- [Your instructions]: Transcribe all of the material exactly, except for its pictures.

- [Data to process]:
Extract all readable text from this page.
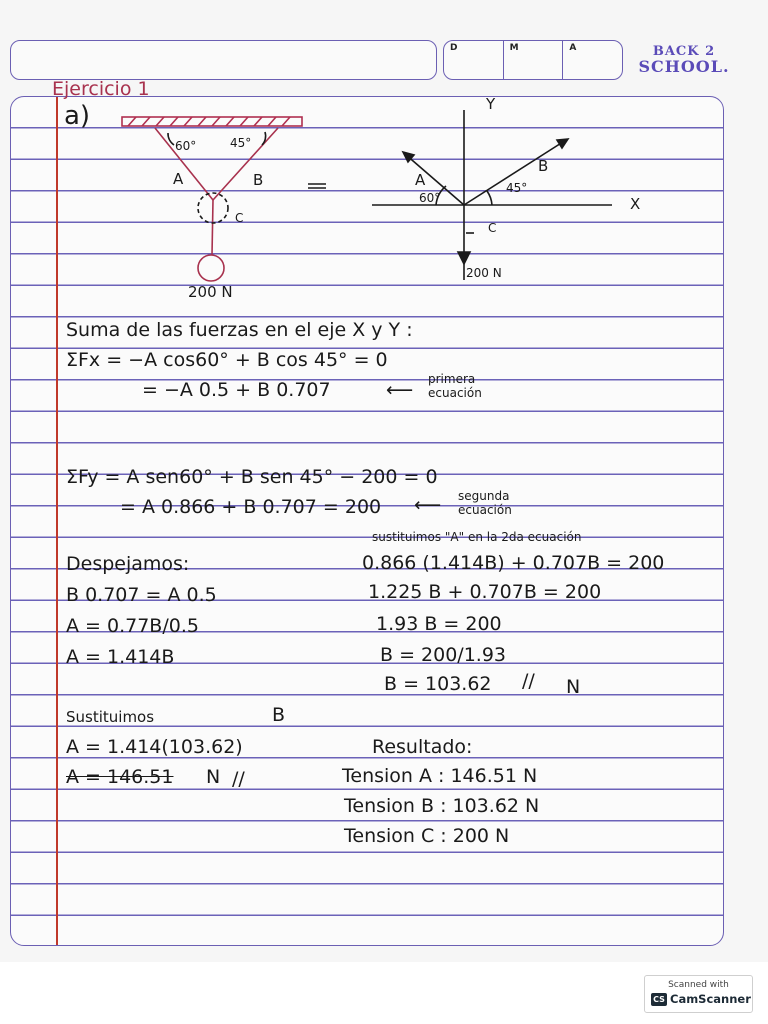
D	M	A	BACK 2
SCHOOL.
Ejercicio 1
a)
60°	45°
A	B
C
200 N
Y
X
A
B
C
60°
45°
200 N
Suma de las fuerzas en el eje X y Y :
ΣFx = −A cos60° + B cos 45° = 0
= −A 0.5 + B 0.707	⟵ primera
ecuación
ΣFy = A sen60° + B sen 45° − 200 = 0
= A 0.866 + B 0.707 = 200 ⟵ segunda
ecuación
sustituimos "A" en la 2da ecuación
0.866 (1.414B) + 0.707B = 200
1.225 B + 0.707B = 200
1.93 B = 200
B = 200/1.93
B = 103.62 // N
Despejamos:
B 0.707 = A 0.5
A = 0.77B/0.5
A = 1.414B
Sustituimos	B
A = 1.414(103.62)
A = 146.51 N //
Resultado:
Tension A : 146.51 N
Tension B : 103.62 N
Tension C : 200 N
Scanned with
CS CamScanner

- [Output]:
Extract all readable text from this page.
D	M	A	BACK 2
SCHOOL.
Ejercicio 1
a)
60°	45°
A	B
C
200 N
Y
X
A
B
C
60°
45°
200 N
Suma de las fuerzas en el eje X y Y :
ΣFx = −A cos60° + B cos 45° = 0
= −A 0.5 + B 0.707	⟵ primera
ecuación
ΣFy = A sen60° + B sen 45° − 200 = 0
= A 0.866 + B 0.707 = 200 ⟵ segunda
ecuación
sustituimos "A" en la 2da ecuación
0.866 (1.414B) + 0.707B = 200
1.225 B + 0.707B = 200
1.93 B = 200
B = 200/1.93
B = 103.62 // N
Despejamos:
B 0.707 = A 0.5
A = 0.77B/0.5
A = 1.414B
Sustituimos	B
A = 1.414(103.62)
A = 146.51 N //
Resultado:
Tension A : 146.51 N
Tension B : 103.62 N
Tension C : 200 N
Scanned with
CS CamScanner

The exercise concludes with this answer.